(begin)

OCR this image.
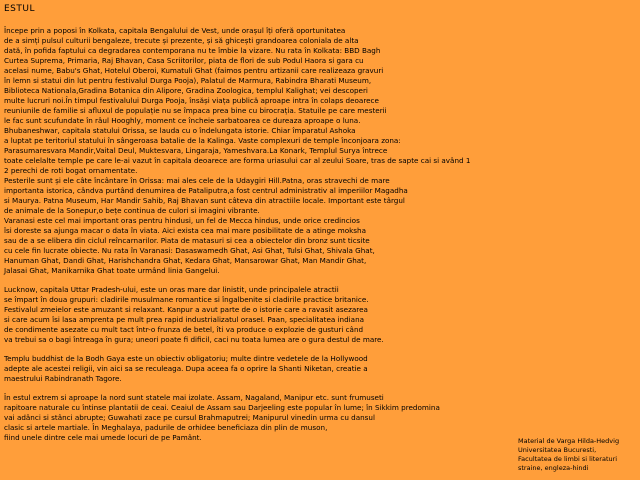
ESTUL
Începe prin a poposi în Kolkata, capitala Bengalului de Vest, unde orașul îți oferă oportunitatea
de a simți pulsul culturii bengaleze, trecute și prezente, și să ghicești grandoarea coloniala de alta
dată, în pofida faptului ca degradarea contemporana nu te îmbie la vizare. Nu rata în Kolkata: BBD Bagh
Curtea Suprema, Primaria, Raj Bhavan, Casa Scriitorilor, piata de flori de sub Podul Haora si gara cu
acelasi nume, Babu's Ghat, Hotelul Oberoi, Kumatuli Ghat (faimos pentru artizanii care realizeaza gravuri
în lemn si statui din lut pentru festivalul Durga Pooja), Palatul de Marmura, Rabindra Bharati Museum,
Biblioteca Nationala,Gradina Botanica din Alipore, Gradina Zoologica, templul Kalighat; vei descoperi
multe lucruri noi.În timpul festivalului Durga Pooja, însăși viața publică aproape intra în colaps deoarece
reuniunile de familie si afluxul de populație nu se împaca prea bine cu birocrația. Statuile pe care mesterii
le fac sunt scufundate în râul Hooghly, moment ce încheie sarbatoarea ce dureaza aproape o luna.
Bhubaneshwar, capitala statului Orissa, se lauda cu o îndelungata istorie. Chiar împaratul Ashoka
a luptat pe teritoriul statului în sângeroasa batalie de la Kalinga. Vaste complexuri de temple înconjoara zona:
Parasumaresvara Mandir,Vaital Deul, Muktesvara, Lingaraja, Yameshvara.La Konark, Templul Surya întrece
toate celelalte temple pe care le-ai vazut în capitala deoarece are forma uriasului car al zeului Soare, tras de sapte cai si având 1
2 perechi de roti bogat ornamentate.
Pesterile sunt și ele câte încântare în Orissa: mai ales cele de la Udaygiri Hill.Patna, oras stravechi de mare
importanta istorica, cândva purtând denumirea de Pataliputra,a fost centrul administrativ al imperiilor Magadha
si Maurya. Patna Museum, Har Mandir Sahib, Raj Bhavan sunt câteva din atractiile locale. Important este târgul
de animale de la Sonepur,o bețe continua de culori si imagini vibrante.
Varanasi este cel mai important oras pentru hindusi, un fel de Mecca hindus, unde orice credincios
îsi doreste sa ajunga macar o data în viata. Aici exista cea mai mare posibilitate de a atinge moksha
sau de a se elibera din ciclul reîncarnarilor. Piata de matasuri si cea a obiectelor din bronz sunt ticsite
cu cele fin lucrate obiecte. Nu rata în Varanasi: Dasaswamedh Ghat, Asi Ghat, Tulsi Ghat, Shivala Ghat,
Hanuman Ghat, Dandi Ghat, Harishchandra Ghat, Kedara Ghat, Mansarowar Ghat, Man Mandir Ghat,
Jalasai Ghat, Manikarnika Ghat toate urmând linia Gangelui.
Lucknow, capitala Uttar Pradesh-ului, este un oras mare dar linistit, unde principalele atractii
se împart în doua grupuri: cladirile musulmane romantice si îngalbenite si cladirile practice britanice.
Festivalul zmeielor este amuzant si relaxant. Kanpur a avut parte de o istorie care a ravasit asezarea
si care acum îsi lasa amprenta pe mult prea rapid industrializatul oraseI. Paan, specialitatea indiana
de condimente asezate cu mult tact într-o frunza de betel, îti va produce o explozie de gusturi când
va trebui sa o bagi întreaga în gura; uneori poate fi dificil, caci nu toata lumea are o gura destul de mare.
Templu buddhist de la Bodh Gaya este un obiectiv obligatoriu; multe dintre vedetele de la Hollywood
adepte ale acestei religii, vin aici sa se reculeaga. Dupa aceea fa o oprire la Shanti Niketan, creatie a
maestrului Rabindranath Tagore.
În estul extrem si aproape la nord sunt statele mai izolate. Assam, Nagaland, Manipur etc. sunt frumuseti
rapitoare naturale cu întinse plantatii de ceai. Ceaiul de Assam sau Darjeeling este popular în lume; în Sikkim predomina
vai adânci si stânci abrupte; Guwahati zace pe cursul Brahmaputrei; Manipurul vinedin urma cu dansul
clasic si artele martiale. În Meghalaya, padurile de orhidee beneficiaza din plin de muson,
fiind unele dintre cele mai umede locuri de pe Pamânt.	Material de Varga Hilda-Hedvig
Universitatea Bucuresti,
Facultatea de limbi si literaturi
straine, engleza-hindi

(end)
(begin)

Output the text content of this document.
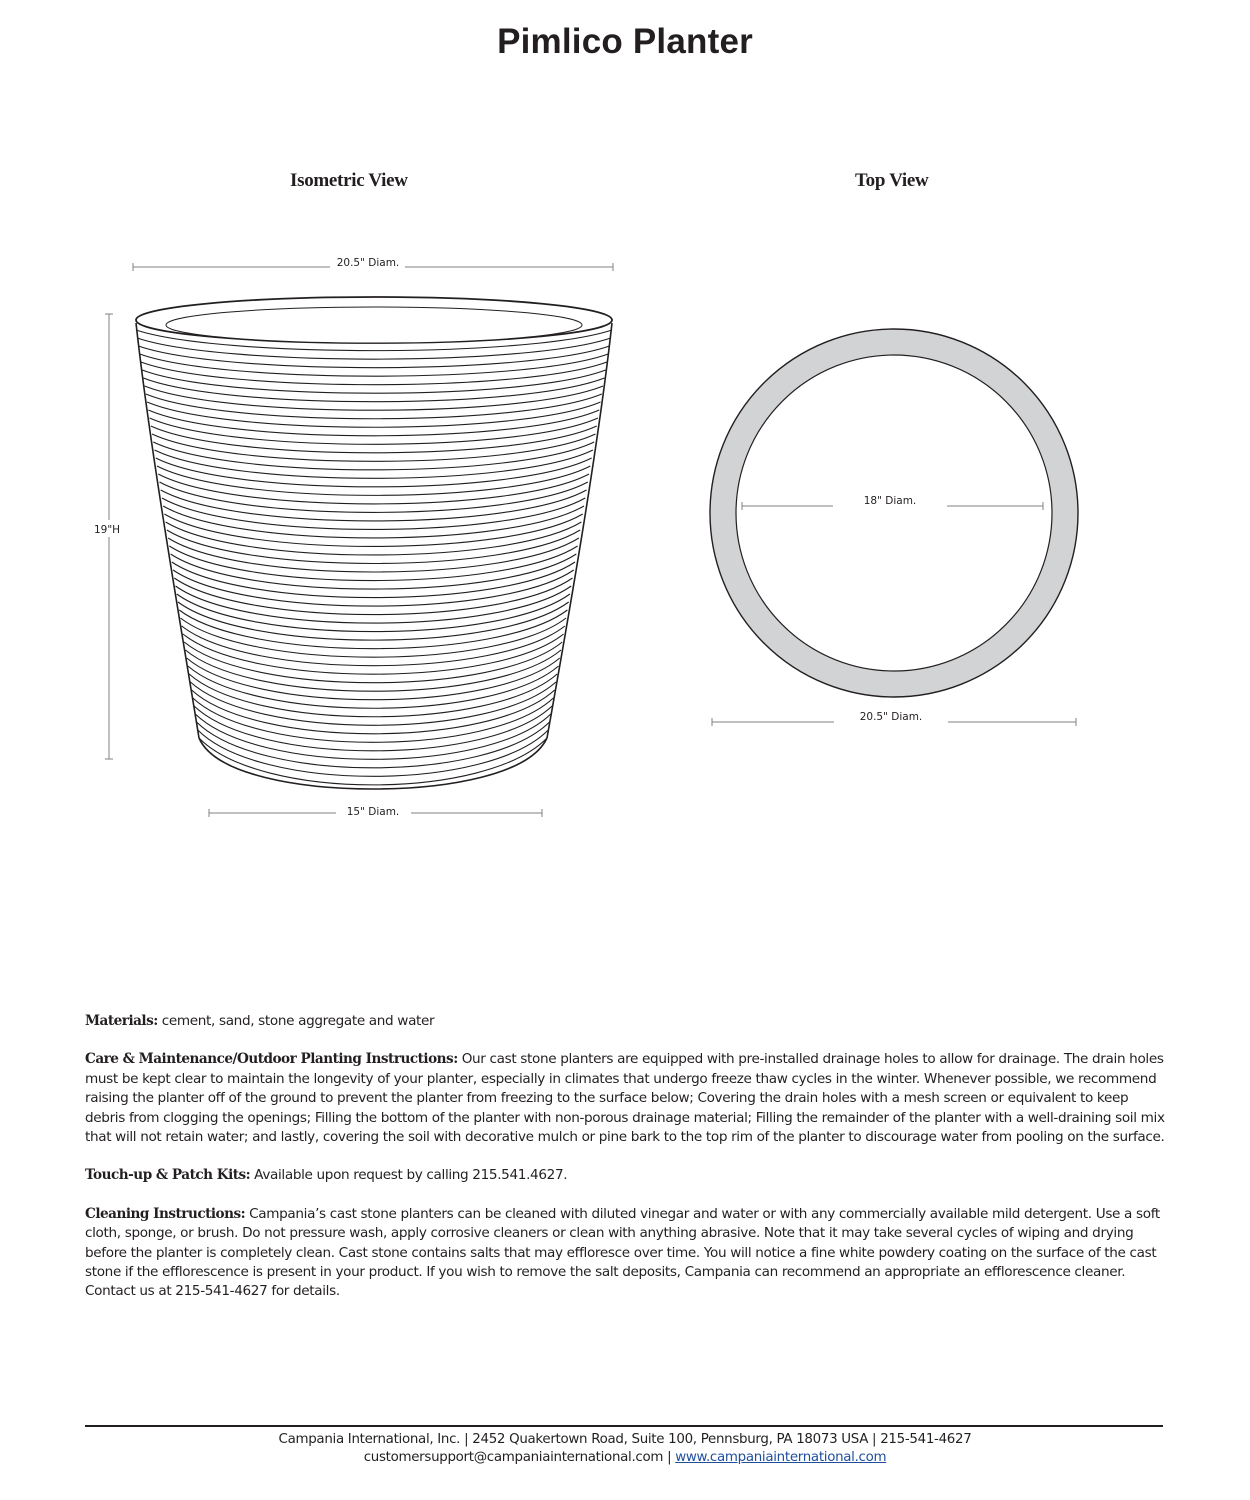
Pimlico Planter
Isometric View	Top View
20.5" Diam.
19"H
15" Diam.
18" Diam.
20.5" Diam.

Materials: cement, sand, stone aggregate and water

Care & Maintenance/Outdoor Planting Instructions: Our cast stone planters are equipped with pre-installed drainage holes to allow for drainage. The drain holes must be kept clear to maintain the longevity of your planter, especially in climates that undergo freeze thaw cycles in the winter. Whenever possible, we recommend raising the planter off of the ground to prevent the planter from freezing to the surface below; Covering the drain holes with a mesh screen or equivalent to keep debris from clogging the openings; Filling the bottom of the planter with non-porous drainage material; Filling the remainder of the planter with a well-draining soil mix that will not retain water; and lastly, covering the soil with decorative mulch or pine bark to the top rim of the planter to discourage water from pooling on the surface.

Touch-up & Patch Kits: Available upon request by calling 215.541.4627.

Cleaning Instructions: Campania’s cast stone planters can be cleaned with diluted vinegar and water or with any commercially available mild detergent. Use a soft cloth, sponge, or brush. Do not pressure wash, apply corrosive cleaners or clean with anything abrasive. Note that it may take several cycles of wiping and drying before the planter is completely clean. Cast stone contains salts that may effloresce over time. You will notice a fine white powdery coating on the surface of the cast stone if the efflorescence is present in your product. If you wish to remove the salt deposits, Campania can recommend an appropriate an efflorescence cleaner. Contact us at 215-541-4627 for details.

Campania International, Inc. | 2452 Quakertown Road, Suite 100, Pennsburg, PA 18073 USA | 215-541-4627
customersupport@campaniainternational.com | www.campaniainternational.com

(end)

Looking at the data above, show all lines where the word "cast" occurs.

§ **RESPONSE TO THIS EXERCISE**:
Care & Maintenance/Outdoor Planting Instructions: Our cast stone planters are equipped with pre-installed drainage holes to allow for drainage. The drain holes must be kept clear to maintain the longevity of your planter, especially in climates that undergo freeze thaw cycles in the winter. Whenever possible, we recommend raising the planter off of the ground to prevent the planter from freezing to the surface below; Covering the drain holes with a mesh screen or equivalent to keep debris from clogging the openings; Filling the bottom of the planter with non-porous drainage material; Filling the remainder of the planter with a well-draining soil mix that will not retain water; and lastly, covering the soil with decorative mulch or pine bark to the top rim of the planter to discourage water from pooling on the surface.
Cleaning Instructions: Campania’s cast stone planters can be cleaned with diluted vinegar and water or with any commercially available mild detergent. Use a soft cloth, sponge, or brush. Do not pressure wash, apply corrosive cleaners or clean with anything abrasive. Note that it may take several cycles of wiping and drying before the planter is completely clean. Cast stone contains salts that may effloresce over time. You will notice a fine white powdery coating on the surface of the cast stone if the efflorescence is present in your product. If you wish to remove the salt deposits, Campania can recommend an appropriate an efflorescence cleaner. Contact us at 215-541-4627 for details.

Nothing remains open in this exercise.